## AIM OF THE TASK:
Below is a set of records; print all of them exactly as written.

[Rows from a dataset]
···

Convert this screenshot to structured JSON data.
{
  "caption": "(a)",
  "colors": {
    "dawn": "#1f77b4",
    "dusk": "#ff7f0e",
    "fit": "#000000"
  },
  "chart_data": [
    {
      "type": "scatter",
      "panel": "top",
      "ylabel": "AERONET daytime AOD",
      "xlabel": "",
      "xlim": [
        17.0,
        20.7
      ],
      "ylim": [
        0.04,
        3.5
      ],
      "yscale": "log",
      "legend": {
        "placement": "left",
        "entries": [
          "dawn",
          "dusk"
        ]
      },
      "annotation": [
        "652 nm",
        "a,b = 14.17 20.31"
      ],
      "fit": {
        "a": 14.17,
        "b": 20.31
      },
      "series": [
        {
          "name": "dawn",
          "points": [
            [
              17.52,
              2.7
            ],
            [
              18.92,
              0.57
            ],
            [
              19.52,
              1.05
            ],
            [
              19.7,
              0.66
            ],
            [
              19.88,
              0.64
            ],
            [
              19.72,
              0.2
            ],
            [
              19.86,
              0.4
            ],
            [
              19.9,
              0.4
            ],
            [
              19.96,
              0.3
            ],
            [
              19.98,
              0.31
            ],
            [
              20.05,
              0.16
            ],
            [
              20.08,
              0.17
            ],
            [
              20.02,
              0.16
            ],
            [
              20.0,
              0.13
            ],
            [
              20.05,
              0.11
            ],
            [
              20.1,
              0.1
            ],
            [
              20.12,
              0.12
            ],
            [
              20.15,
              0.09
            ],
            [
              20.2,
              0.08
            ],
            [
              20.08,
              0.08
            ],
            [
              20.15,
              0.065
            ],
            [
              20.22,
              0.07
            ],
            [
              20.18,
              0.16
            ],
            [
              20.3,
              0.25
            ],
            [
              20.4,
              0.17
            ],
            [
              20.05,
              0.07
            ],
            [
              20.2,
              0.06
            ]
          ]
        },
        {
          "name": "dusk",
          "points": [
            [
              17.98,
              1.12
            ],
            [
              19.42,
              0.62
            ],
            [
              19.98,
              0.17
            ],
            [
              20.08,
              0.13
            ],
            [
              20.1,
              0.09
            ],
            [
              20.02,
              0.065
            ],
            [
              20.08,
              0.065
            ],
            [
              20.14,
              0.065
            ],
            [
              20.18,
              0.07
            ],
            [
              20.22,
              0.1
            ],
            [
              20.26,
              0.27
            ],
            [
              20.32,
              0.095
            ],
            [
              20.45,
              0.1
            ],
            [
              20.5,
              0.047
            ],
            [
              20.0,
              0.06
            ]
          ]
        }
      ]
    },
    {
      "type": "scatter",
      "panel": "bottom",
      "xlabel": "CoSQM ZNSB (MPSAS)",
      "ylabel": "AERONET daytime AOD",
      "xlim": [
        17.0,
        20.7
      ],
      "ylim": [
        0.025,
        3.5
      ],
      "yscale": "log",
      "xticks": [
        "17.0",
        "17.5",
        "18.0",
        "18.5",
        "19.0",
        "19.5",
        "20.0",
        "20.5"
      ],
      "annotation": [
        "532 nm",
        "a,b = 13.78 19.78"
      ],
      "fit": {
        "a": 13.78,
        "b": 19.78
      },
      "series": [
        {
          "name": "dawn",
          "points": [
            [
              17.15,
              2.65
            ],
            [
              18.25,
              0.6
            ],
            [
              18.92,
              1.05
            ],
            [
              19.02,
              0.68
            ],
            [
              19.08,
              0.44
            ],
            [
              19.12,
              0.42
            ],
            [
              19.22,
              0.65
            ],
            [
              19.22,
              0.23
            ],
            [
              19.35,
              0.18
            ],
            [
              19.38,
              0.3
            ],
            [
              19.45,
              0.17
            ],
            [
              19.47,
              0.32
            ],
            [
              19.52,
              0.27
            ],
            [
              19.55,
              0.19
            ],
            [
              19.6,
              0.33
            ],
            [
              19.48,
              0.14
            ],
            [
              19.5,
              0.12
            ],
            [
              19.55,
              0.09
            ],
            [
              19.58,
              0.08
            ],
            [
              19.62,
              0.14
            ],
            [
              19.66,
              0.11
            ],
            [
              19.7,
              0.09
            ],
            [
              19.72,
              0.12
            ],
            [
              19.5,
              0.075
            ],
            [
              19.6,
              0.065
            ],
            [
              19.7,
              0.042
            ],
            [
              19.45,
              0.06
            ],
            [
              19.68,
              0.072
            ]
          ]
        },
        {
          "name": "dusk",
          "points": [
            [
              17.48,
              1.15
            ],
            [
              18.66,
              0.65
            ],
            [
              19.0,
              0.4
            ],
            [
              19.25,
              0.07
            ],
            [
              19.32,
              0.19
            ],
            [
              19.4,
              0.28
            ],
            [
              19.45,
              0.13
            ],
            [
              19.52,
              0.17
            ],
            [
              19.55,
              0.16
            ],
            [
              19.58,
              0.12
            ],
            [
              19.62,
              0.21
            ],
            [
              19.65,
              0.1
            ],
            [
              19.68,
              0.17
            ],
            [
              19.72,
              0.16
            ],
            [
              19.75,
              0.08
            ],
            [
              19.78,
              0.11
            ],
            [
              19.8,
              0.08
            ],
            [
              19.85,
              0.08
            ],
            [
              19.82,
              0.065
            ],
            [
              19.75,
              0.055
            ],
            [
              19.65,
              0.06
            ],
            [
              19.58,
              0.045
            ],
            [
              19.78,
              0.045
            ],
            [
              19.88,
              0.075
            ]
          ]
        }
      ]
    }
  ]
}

···

## TASK SOLUTION:
Convert this screenshot to structured JSON data.
{
  "caption": "(a)",
  "colors": {
    "dawn": "#1f77b4",
    "dusk": "#ff7f0e",
    "fit": "#000000"
  },
  "chart_data": [
    {
      "type": "scatter",
      "panel": "top",
      "ylabel": "AERONET daytime AOD",
      "xlabel": "",
      "xlim": [
        17.0,
        20.7
      ],
      "ylim": [
        0.04,
        3.5
      ],
      "yscale": "log",
      "legend": {
        "placement": "left",
        "entries": [
          "dawn",
          "dusk"
        ]
      },
      "annotation": [
        "652 nm",
        "a,b = 14.17 20.31"
      ],
      "fit": {
        "a": 14.17,
        "b": 20.31
      },
      "series": [
        {
          "name": "dawn",
          "points": [
            [
              17.52,
              2.7
            ],
            [
              18.92,
              0.57
            ],
            [
              19.52,
              1.05
            ],
            [
              19.7,
              0.66
            ],
            [
              19.88,
              0.64
            ],
            [
              19.72,
              0.2
            ],
            [
              19.86,
              0.4
            ],
            [
              19.9,
              0.4
            ],
            [
              19.96,
              0.3
            ],
            [
              19.98,
              0.31
            ],
            [
              20.05,
              0.16
            ],
            [
              20.08,
              0.17
            ],
            [
              20.02,
              0.16
            ],
            [
              20.0,
              0.13
            ],
            [
              20.05,
              0.11
            ],
            [
              20.1,
              0.1
            ],
            [
              20.12,
              0.12
            ],
            [
              20.15,
              0.09
            ],
            [
              20.2,
              0.08
            ],
            [
              20.08,
              0.08
            ],
            [
              20.15,
              0.065
            ],
            [
              20.22,
              0.07
            ],
            [
              20.18,
              0.16
            ],
            [
              20.3,
              0.25
            ],
            [
              20.4,
              0.17
            ],
            [
              20.05,
              0.07
            ],
            [
              20.2,
              0.06
            ]
          ]
        },
        {
          "name": "dusk",
          "points": [
            [
              17.98,
              1.12
            ],
            [
              19.42,
              0.62
            ],
            [
              19.98,
              0.17
            ],
            [
              20.08,
              0.13
            ],
            [
              20.1,
              0.09
            ],
            [
              20.02,
              0.065
            ],
            [
              20.08,
              0.065
            ],
            [
              20.14,
              0.065
            ],
            [
              20.18,
              0.07
            ],
            [
              20.22,
              0.1
            ],
            [
              20.26,
              0.27
            ],
            [
              20.32,
              0.095
            ],
            [
              20.45,
              0.1
            ],
            [
              20.5,
              0.047
            ],
            [
              20.0,
              0.06
            ]
          ]
        }
      ]
    },
    {
      "type": "scatter",
      "panel": "bottom",
      "xlabel": "CoSQM ZNSB (MPSAS)",
      "ylabel": "AERONET daytime AOD",
      "xlim": [
        17.0,
        20.7
      ],
      "ylim": [
        0.025,
        3.5
      ],
      "yscale": "log",
      "xticks": [
        "17.0",
        "17.5",
        "18.0",
        "18.5",
        "19.0",
        "19.5",
        "20.0",
        "20.5"
      ],
      "annotation": [
        "532 nm",
        "a,b = 13.78 19.78"
      ],
      "fit": {
        "a": 13.78,
        "b": 19.78
      },
      "series": [
        {
          "name": "dawn",
          "points": [
            [
              17.15,
              2.65
            ],
            [
              18.25,
              0.6
            ],
            [
              18.92,
              1.05
            ],
            [
              19.02,
              0.68
            ],
            [
              19.08,
              0.44
            ],
            [
              19.12,
              0.42
            ],
            [
              19.22,
              0.65
            ],
            [
              19.22,
              0.23
            ],
            [
              19.35,
              0.18
            ],
            [
              19.38,
              0.3
            ],
            [
              19.45,
              0.17
            ],
            [
              19.47,
              0.32
            ],
            [
              19.52,
              0.27
            ],
            [
              19.55,
              0.19
            ],
            [
              19.6,
              0.33
            ],
            [
              19.48,
              0.14
            ],
            [
              19.5,
              0.12
            ],
            [
              19.55,
              0.09
            ],
            [
              19.58,
              0.08
            ],
            [
              19.62,
              0.14
            ],
            [
              19.66,
              0.11
            ],
            [
              19.7,
              0.09
            ],
            [
              19.72,
              0.12
            ],
            [
              19.5,
              0.075
            ],
            [
              19.6,
              0.065
            ],
            [
              19.7,
              0.042
            ],
            [
              19.45,
              0.06
            ],
            [
              19.68,
              0.072
            ]
          ]
        },
        {
          "name": "dusk",
          "points": [
            [
              17.48,
              1.15
            ],
            [
              18.66,
              0.65
            ],
            [
              19.0,
              0.4
            ],
            [
              19.25,
              0.07
            ],
            [
              19.32,
              0.19
            ],
            [
              19.4,
              0.28
            ],
            [
              19.45,
              0.13
            ],
            [
              19.52,
              0.17
            ],
            [
              19.55,
              0.16
            ],
            [
              19.58,
              0.12
            ],
            [
              19.62,
              0.21
            ],
            [
              19.65,
              0.1
            ],
            [
              19.68,
              0.17
            ],
            [
              19.72,
              0.16
            ],
            [
              19.75,
              0.08
            ],
            [
              19.78,
              0.11
            ],
            [
              19.8,
              0.08
            ],
            [
              19.85,
              0.08
            ],
            [
              19.82,
              0.065
            ],
            [
              19.75,
              0.055
            ],
            [
              19.65,
              0.06
            ],
            [
              19.58,
              0.045
            ],
            [
              19.78,
              0.045
            ],
            [
              19.88,
              0.075
            ]
          ]
        }
      ]
    }
  ]
}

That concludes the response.